Work to complete: Within the listing below, locate all lines containing the word "that". Copy each one.

Supplied entries:
********************

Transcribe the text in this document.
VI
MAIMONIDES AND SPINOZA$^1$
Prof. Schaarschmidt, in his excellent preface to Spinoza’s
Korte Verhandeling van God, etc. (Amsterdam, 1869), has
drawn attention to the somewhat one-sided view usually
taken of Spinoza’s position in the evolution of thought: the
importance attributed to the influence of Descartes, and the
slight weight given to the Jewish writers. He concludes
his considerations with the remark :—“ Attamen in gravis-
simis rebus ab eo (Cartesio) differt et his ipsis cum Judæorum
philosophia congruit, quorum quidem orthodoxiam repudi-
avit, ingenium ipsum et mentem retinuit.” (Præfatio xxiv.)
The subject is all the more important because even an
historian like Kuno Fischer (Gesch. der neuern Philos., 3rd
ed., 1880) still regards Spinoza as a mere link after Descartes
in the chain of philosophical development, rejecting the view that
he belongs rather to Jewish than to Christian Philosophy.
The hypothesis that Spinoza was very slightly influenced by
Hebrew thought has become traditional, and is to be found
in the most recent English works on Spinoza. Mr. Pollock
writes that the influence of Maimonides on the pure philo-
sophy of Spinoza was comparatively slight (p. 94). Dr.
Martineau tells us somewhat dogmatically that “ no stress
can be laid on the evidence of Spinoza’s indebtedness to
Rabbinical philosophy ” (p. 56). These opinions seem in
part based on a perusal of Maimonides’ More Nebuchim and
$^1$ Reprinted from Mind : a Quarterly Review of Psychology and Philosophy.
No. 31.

********************

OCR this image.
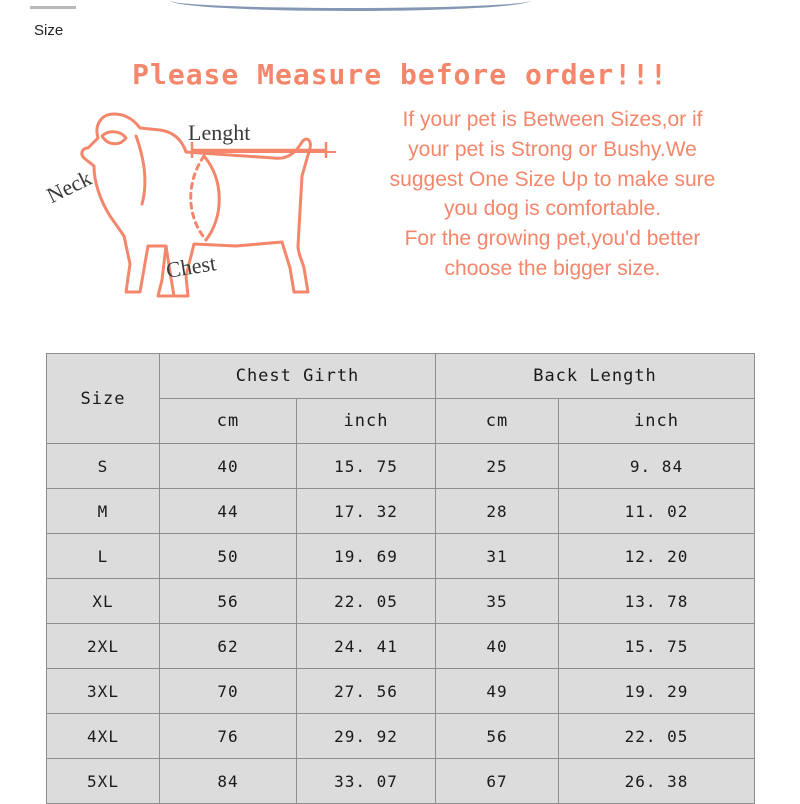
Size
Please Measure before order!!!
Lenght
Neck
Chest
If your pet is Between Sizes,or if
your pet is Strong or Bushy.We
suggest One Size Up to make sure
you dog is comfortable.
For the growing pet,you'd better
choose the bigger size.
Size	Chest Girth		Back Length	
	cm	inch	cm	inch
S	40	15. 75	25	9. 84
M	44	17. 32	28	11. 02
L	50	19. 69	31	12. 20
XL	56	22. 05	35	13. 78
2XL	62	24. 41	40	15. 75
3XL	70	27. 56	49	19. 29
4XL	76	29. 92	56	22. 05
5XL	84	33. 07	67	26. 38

********************

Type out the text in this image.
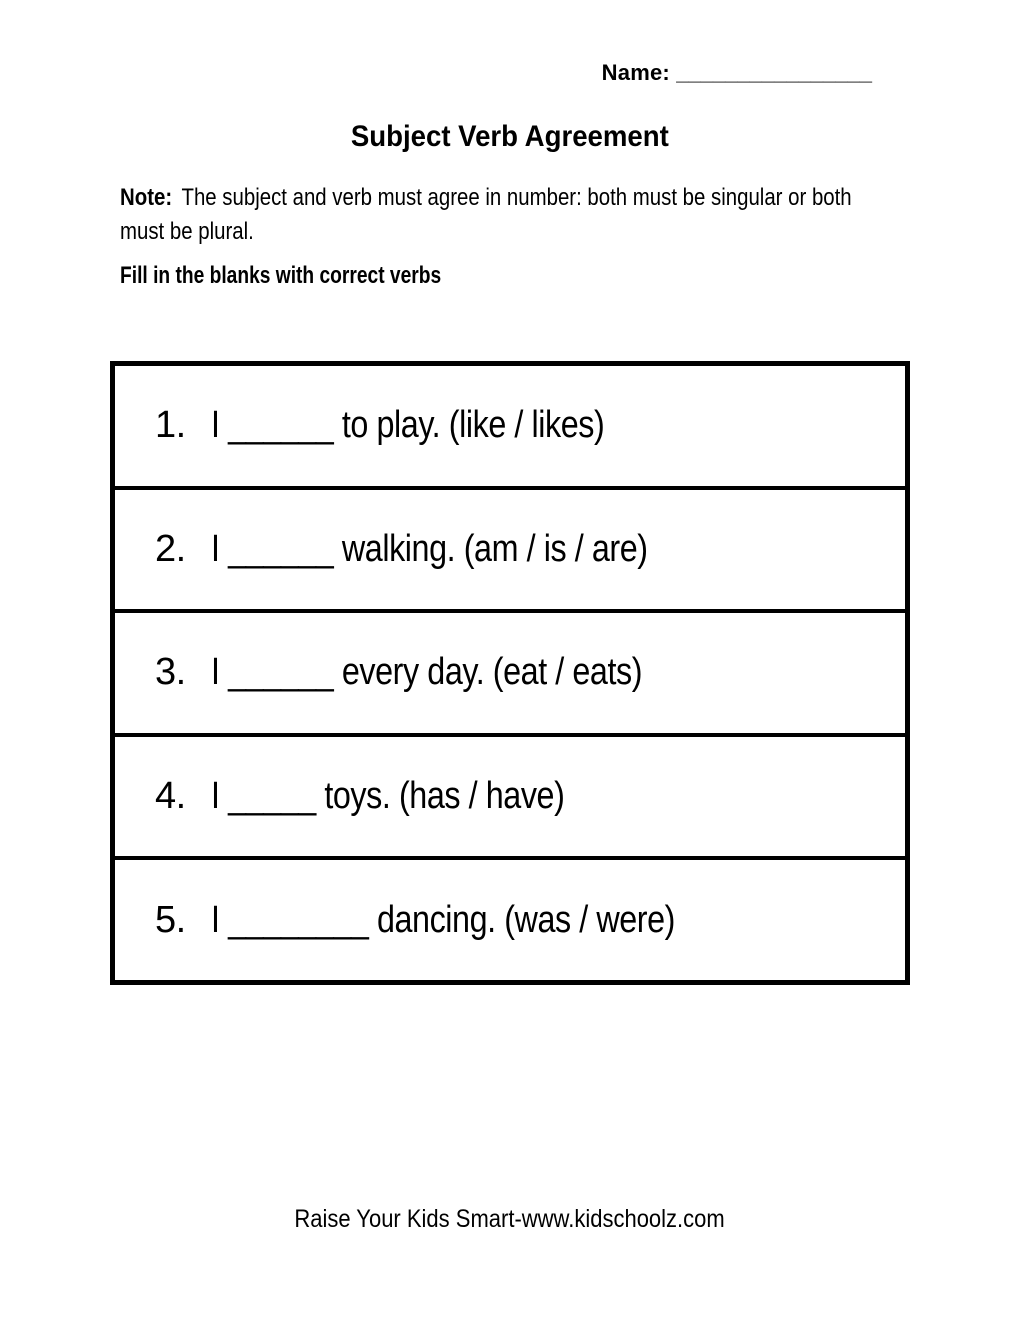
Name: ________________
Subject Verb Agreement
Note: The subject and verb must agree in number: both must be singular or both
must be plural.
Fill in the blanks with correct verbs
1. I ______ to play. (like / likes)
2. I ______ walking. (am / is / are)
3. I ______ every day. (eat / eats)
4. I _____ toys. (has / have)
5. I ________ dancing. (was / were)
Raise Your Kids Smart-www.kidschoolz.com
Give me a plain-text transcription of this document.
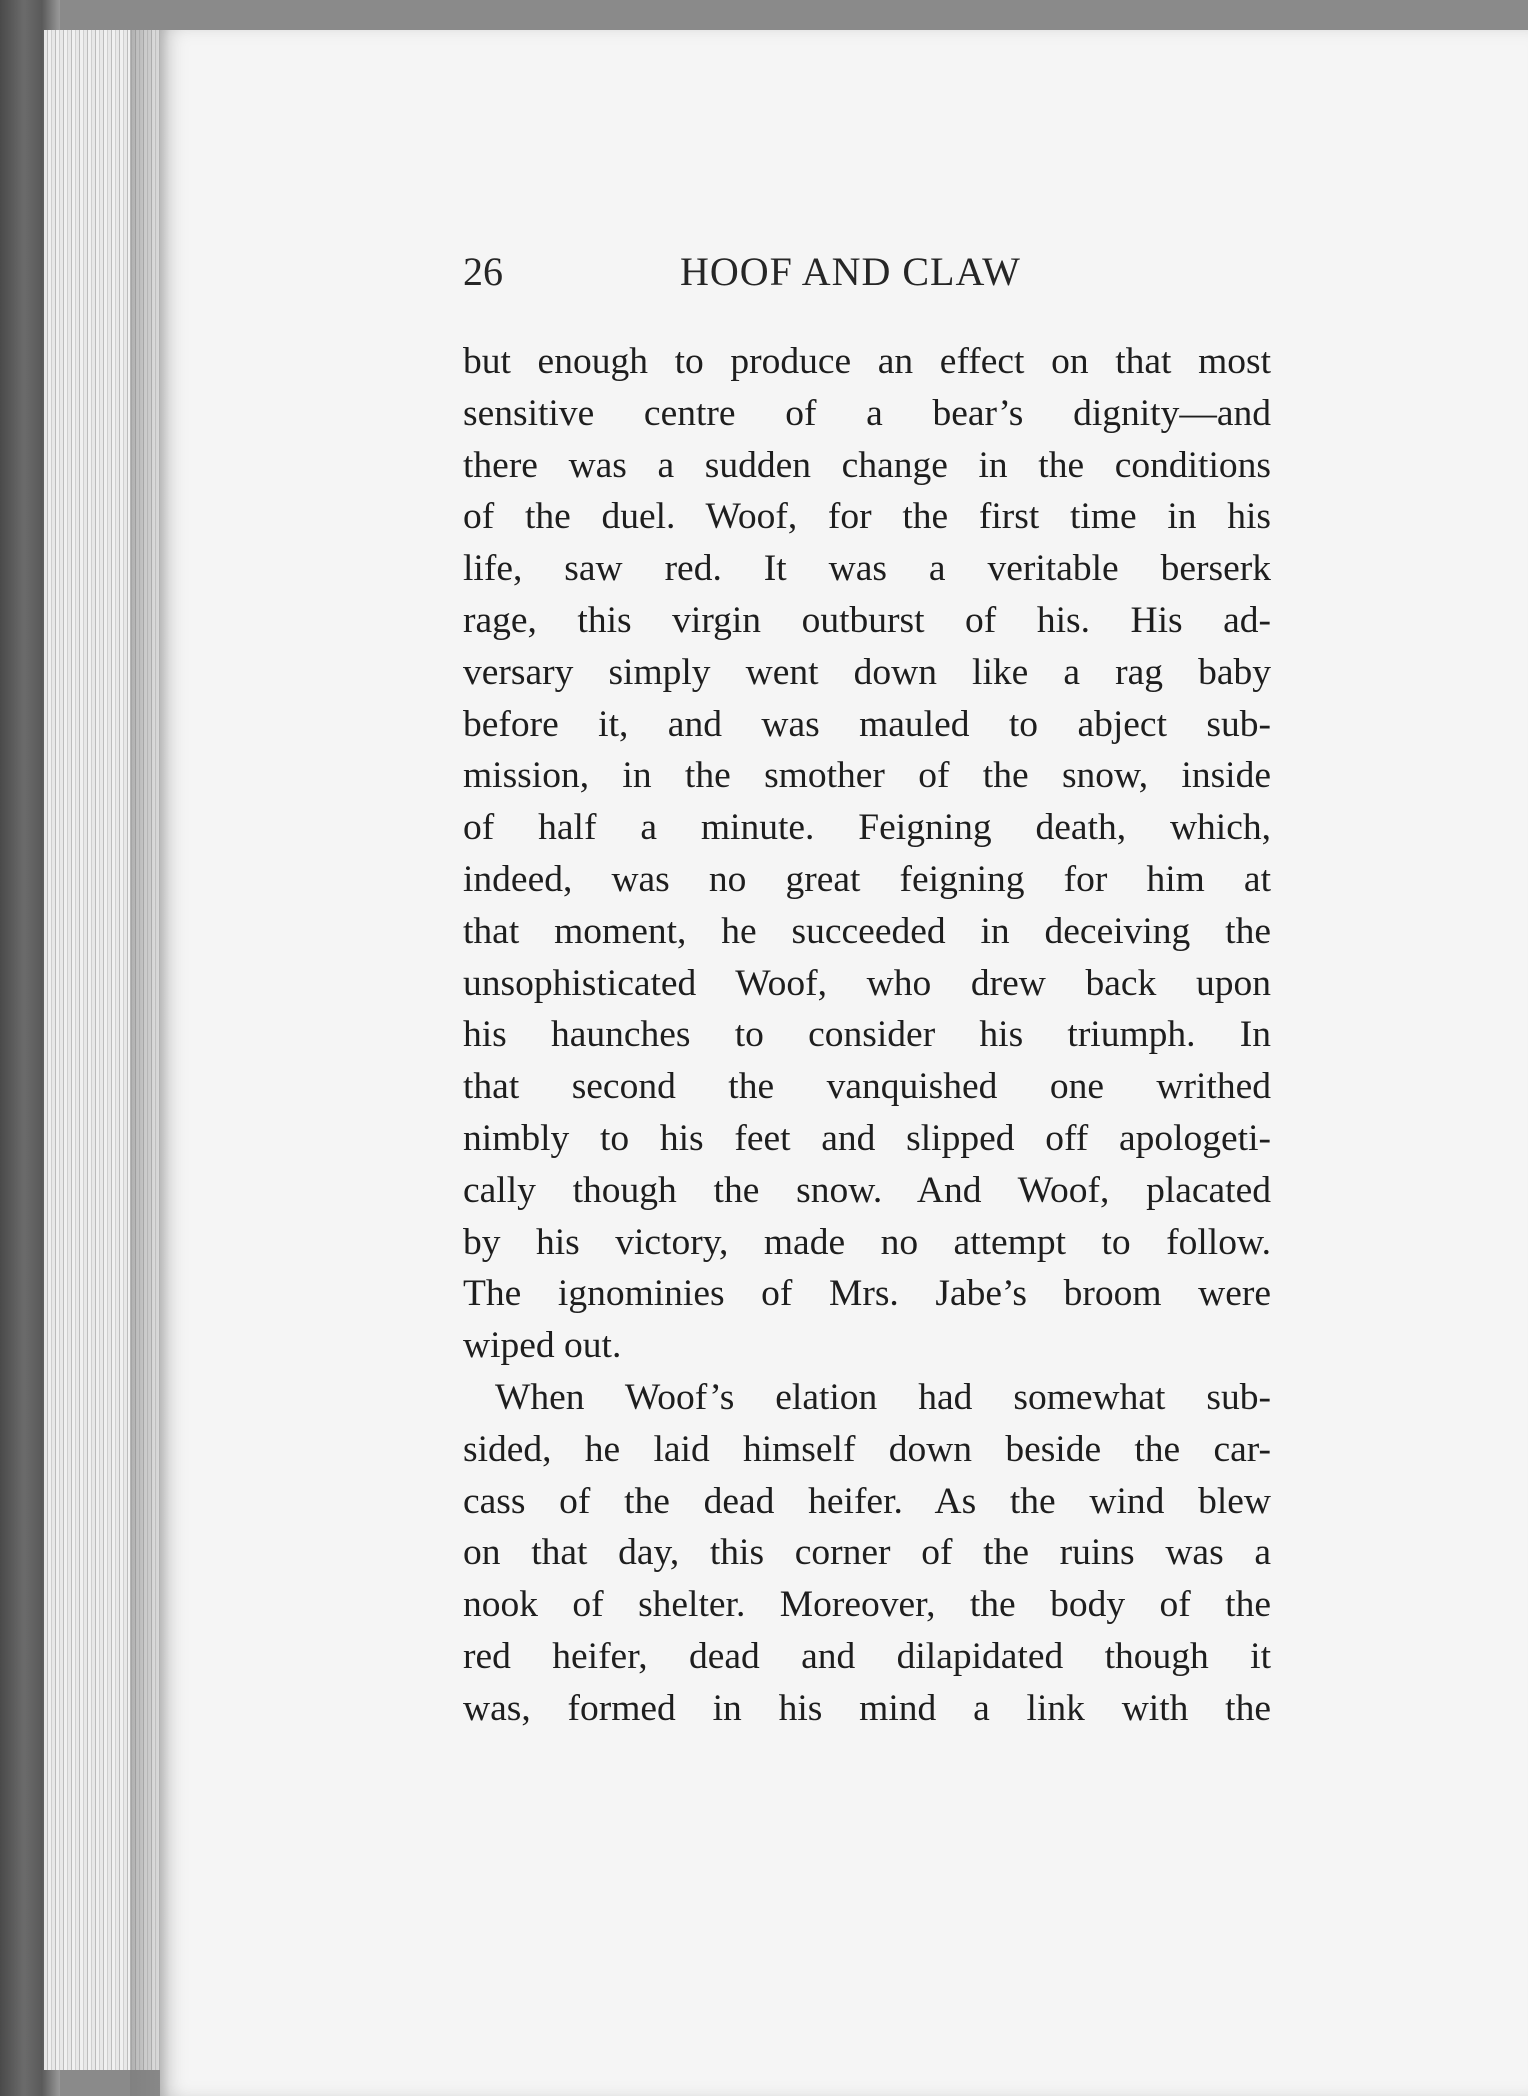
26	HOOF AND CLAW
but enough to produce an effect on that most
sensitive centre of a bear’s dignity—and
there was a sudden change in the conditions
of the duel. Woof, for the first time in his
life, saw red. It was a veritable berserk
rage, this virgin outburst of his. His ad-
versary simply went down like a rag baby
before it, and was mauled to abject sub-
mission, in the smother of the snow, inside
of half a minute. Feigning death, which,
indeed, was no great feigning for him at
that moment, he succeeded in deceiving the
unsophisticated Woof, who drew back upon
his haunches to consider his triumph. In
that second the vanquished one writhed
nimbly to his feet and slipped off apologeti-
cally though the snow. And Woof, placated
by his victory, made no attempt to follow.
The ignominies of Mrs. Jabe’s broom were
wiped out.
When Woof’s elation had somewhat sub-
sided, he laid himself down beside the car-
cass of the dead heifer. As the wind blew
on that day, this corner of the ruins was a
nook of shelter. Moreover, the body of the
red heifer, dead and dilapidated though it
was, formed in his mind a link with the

********************

Result:
in the chain of philosophical development, rejecting the view that
The hypothesis that Spinoza was very slightly influenced by
writes that the influence of Maimonides on the pure philo-
Martineau tells us somewhat dogmatically that “ no stress
but enough to produce an effect on that most
that moment, he succeeded in deceiving the
that second the vanquished one writhed
on that day, this corner of the ruins was a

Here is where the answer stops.